Task goal: In the material below, find each line holding the string "content" and copy it.

Material:

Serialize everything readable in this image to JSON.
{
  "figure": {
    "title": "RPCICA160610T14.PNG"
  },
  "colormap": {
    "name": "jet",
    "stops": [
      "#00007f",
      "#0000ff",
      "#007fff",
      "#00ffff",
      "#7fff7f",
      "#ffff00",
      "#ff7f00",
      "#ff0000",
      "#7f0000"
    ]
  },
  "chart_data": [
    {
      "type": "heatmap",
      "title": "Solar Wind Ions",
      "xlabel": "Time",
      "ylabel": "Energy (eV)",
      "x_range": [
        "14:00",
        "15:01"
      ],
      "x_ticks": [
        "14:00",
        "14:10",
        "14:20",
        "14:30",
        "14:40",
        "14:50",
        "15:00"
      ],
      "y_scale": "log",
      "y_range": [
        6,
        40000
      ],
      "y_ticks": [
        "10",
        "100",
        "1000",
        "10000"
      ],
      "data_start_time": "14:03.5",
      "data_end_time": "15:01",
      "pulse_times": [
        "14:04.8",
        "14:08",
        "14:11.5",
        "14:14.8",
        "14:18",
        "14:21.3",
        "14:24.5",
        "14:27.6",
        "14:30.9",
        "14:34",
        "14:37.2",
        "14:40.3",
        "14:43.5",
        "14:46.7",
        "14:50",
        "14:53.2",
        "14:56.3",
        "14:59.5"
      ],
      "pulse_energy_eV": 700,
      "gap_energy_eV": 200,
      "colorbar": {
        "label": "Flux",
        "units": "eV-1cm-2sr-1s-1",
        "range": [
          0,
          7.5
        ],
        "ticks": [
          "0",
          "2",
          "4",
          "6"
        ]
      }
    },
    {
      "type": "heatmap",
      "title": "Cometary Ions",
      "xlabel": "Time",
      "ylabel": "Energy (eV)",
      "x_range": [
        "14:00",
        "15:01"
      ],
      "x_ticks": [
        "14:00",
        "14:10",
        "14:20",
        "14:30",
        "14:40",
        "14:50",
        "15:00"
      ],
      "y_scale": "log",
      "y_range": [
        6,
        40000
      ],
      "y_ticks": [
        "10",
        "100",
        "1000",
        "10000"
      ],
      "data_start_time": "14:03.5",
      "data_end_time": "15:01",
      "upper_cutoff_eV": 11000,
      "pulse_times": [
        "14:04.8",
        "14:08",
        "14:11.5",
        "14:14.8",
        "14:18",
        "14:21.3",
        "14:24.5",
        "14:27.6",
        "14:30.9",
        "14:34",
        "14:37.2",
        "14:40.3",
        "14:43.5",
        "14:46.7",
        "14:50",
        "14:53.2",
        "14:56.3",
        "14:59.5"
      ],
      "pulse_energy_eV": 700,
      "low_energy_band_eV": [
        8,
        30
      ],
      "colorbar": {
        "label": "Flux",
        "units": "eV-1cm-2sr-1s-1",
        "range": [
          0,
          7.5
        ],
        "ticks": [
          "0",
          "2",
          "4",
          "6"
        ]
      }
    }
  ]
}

--

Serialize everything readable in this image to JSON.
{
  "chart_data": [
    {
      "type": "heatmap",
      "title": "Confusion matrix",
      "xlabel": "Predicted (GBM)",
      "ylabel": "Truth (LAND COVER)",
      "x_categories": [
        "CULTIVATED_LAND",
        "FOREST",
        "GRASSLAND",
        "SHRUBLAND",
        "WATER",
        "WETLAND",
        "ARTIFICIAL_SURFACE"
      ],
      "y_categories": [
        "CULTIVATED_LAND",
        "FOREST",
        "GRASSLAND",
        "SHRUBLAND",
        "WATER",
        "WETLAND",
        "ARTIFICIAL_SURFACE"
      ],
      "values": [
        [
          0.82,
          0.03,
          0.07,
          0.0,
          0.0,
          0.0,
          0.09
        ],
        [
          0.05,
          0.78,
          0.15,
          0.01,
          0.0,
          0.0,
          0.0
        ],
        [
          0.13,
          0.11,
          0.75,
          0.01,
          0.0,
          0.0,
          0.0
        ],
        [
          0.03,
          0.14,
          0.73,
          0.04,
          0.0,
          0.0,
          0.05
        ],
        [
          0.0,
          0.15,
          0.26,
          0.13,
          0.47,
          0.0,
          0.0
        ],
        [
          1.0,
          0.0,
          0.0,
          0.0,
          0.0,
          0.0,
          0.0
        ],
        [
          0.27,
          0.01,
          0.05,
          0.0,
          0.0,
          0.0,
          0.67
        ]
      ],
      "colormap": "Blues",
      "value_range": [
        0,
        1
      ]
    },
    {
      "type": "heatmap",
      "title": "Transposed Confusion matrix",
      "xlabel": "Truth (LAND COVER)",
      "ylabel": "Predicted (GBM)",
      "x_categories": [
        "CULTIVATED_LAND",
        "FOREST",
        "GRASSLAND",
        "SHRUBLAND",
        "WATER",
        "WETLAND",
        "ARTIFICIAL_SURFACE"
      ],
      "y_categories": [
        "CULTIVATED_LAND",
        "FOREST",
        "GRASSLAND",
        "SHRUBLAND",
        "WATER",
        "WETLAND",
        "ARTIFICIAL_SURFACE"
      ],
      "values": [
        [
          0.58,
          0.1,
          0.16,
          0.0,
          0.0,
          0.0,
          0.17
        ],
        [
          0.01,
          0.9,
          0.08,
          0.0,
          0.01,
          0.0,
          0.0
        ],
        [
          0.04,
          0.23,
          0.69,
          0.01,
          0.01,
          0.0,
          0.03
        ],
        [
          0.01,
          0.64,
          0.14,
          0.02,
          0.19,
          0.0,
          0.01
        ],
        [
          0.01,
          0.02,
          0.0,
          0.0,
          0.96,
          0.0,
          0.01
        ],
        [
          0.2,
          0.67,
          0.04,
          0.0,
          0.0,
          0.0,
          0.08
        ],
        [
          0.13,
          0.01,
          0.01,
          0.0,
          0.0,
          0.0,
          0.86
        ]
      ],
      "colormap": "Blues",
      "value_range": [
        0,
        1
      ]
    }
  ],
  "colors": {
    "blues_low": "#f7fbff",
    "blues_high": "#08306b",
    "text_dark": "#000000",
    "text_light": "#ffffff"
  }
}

* * *

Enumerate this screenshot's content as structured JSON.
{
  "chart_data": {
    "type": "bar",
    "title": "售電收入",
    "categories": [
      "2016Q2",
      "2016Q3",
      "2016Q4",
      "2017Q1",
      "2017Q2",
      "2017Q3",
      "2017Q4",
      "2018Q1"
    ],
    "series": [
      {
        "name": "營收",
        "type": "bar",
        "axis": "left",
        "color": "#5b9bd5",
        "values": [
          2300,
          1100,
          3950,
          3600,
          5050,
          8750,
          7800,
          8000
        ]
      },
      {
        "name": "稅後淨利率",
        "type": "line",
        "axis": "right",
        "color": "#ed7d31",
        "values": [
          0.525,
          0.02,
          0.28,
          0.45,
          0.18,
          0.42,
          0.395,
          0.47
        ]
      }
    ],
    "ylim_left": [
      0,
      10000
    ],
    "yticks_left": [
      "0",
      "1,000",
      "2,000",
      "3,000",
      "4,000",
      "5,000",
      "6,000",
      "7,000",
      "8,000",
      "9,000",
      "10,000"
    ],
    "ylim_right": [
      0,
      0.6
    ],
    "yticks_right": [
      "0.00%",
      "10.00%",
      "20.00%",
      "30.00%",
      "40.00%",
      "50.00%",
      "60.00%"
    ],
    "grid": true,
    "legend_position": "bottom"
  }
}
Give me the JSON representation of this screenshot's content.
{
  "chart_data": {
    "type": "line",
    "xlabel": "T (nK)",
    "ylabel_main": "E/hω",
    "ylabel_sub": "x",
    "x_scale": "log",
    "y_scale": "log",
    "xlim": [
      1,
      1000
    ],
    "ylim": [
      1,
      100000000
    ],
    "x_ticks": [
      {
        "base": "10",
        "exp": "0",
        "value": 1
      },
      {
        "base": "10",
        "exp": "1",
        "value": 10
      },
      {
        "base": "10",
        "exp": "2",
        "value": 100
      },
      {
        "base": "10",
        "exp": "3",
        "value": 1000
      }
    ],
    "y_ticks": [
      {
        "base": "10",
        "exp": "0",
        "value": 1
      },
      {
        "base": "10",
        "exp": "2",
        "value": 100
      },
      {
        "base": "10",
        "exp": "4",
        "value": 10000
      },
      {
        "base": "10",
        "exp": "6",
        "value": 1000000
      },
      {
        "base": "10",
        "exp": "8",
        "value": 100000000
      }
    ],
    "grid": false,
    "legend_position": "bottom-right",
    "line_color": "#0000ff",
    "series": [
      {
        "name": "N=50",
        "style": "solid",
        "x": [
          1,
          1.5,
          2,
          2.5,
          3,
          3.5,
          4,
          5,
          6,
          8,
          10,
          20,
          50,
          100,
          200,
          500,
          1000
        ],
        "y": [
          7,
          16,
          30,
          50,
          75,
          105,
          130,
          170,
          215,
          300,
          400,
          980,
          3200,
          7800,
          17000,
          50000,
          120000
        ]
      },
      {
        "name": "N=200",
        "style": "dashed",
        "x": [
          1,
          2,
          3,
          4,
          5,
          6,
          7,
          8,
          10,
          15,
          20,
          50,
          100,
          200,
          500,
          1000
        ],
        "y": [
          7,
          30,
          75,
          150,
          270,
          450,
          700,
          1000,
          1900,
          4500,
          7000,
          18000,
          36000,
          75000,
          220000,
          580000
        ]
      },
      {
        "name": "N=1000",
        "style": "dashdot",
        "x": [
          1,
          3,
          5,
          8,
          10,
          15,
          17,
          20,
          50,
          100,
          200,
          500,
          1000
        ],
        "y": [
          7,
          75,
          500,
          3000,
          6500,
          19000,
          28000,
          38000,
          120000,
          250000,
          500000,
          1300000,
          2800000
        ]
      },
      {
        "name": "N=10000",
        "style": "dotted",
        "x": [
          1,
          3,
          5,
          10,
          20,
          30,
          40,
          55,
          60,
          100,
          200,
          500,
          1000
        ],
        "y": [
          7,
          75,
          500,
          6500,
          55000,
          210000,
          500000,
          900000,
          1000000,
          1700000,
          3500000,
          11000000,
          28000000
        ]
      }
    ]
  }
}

The output:
Enumerate this screenshot's content as structured JSON.
Give me the JSON representation of this screenshot's content.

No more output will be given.